● What is needed:
Copy the data word for word, from the line containing "Identify all the" up to and including the line containing "heatmap-cell [241,188,257,203]", and omit the pictures from your copy.

● Extracted entries:
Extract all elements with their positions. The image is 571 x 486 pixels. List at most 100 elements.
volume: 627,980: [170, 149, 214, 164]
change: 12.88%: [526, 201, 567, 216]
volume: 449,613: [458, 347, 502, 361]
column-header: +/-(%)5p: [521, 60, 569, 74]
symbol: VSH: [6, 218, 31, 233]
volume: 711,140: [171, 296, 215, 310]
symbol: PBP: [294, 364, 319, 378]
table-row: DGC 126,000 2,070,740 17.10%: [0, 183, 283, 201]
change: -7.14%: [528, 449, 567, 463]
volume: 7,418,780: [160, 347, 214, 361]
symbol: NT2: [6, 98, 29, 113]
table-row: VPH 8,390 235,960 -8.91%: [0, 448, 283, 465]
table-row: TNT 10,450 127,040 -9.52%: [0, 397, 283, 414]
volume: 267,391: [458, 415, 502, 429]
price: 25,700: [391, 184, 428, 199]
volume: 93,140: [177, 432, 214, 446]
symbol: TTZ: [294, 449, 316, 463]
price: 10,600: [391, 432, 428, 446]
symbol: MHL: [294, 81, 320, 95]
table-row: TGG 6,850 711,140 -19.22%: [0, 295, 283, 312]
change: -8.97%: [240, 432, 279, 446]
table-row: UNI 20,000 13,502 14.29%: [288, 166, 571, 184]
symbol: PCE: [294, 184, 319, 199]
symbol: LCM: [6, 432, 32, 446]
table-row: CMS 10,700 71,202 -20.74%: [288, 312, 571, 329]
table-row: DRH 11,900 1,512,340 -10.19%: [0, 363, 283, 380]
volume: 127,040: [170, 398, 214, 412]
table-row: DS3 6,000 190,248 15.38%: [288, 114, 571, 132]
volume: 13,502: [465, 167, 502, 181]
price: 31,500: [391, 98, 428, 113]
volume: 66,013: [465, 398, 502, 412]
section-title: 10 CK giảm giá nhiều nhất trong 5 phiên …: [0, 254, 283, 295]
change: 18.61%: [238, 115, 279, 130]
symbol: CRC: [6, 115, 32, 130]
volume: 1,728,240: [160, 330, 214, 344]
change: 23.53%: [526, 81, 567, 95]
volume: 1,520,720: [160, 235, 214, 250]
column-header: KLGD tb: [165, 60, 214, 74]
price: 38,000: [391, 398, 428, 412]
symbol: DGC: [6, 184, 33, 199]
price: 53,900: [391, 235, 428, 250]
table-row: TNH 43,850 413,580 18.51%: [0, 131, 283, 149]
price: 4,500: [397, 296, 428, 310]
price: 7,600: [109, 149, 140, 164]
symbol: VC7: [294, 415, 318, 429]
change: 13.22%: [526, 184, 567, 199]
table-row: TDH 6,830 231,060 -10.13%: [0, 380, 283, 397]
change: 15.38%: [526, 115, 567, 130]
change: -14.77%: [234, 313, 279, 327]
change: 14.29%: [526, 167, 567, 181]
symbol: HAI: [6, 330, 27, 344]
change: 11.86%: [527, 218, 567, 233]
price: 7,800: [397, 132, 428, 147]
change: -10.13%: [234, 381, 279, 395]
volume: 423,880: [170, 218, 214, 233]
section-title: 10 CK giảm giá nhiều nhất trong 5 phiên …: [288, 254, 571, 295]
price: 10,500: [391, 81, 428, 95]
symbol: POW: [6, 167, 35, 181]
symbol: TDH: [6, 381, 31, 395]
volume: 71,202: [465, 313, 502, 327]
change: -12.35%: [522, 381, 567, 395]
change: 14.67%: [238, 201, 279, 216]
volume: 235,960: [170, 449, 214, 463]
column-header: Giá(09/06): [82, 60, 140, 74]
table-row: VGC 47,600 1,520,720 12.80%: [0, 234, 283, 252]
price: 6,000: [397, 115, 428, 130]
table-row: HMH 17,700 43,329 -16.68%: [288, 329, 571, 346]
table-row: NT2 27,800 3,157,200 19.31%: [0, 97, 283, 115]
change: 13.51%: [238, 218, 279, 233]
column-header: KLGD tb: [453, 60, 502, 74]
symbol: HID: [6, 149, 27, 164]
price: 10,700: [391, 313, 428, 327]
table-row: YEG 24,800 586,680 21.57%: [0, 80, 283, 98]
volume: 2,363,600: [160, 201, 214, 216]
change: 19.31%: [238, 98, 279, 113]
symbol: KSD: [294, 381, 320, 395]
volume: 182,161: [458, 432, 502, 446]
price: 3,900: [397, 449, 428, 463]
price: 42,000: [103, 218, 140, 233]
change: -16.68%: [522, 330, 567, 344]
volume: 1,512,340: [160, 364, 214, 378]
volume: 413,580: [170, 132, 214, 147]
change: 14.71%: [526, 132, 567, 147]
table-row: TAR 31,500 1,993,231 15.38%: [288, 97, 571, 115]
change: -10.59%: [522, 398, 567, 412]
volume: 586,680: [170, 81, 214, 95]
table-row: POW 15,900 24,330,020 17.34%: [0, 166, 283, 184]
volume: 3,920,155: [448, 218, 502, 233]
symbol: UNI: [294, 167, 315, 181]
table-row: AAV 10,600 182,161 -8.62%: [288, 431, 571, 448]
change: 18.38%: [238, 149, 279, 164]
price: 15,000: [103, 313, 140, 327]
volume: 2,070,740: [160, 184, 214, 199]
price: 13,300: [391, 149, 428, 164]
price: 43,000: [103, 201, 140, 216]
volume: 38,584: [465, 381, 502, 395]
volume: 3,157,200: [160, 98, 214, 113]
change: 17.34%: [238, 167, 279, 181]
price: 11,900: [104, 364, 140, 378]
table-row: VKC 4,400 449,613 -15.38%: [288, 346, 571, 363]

* * *

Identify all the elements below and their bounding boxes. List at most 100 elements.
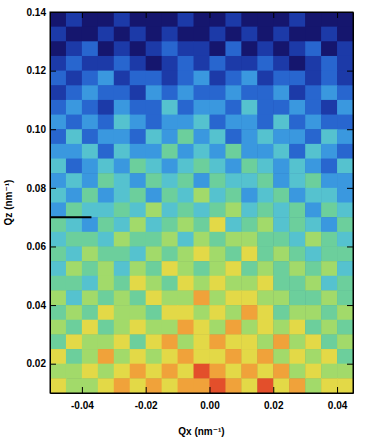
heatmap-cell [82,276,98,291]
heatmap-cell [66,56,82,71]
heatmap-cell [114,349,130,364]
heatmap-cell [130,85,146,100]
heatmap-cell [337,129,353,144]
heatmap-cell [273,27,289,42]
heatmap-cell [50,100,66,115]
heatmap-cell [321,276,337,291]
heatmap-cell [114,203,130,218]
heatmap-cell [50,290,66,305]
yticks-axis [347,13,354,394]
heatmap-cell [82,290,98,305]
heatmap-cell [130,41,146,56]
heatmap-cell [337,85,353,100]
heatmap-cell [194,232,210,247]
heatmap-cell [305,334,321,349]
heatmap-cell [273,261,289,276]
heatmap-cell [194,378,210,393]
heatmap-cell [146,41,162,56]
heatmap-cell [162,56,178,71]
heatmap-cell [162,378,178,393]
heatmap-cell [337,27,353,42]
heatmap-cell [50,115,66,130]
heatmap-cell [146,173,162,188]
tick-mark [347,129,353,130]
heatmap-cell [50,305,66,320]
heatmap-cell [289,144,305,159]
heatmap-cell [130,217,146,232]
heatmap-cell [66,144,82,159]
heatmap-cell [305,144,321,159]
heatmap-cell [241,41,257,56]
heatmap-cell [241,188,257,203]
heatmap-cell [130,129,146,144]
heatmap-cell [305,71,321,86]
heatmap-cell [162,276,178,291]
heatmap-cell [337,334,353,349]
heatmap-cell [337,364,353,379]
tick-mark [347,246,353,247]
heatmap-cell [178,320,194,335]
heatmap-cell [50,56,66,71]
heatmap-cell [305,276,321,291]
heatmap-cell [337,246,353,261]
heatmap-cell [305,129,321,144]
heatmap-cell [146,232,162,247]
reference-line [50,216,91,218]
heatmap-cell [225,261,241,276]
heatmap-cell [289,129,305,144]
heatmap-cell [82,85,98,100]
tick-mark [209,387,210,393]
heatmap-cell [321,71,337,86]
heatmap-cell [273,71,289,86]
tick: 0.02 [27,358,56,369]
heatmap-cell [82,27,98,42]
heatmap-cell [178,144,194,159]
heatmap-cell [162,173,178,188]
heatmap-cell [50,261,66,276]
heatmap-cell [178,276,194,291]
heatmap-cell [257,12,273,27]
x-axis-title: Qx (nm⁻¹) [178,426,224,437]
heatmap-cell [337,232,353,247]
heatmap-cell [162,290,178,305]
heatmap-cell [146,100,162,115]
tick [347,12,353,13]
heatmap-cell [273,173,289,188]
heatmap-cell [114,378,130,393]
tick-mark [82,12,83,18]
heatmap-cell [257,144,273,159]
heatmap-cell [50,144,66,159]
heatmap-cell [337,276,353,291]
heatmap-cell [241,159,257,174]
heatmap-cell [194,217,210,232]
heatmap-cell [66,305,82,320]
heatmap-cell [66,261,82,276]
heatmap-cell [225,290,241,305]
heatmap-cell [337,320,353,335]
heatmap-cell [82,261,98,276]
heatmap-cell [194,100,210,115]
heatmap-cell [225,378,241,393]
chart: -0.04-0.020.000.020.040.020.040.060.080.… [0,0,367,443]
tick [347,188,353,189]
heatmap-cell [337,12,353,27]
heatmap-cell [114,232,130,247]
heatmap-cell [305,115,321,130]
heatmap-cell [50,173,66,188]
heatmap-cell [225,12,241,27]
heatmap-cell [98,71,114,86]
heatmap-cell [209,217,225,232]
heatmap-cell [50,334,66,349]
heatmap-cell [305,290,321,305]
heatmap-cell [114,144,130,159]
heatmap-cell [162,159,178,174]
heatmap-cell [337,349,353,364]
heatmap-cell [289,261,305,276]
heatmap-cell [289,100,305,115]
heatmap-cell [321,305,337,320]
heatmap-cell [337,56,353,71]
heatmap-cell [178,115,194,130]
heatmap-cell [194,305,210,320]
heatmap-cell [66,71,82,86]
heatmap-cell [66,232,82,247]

...

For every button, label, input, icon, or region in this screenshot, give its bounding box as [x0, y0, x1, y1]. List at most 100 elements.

● Task response:
Identify all the elements below and their bounding boxes. List at most 100 elements.
heatmap-cell [82,276,98,291]
heatmap-cell [66,56,82,71]
heatmap-cell [114,349,130,364]
heatmap-cell [130,85,146,100]
heatmap-cell [337,129,353,144]
heatmap-cell [273,27,289,42]
heatmap-cell [50,100,66,115]
heatmap-cell [321,276,337,291]
heatmap-cell [114,203,130,218]
heatmap-cell [50,290,66,305]
yticks-axis [347,13,354,394]
heatmap-cell [82,290,98,305]
heatmap-cell [130,41,146,56]
heatmap-cell [337,85,353,100]
heatmap-cell [194,232,210,247]
heatmap-cell [305,334,321,349]
heatmap-cell [273,261,289,276]
heatmap-cell [194,378,210,393]
heatmap-cell [146,41,162,56]
heatmap-cell [162,56,178,71]
heatmap-cell [162,378,178,393]
heatmap-cell [337,27,353,42]
heatmap-cell [50,115,66,130]
heatmap-cell [146,173,162,188]
tick-mark [347,129,353,130]
heatmap-cell [50,305,66,320]
heatmap-cell [289,144,305,159]
heatmap-cell [130,217,146,232]
heatmap-cell [66,144,82,159]
heatmap-cell [305,144,321,159]
heatmap-cell [241,41,257,56]
heatmap-cell [241,188,257,203]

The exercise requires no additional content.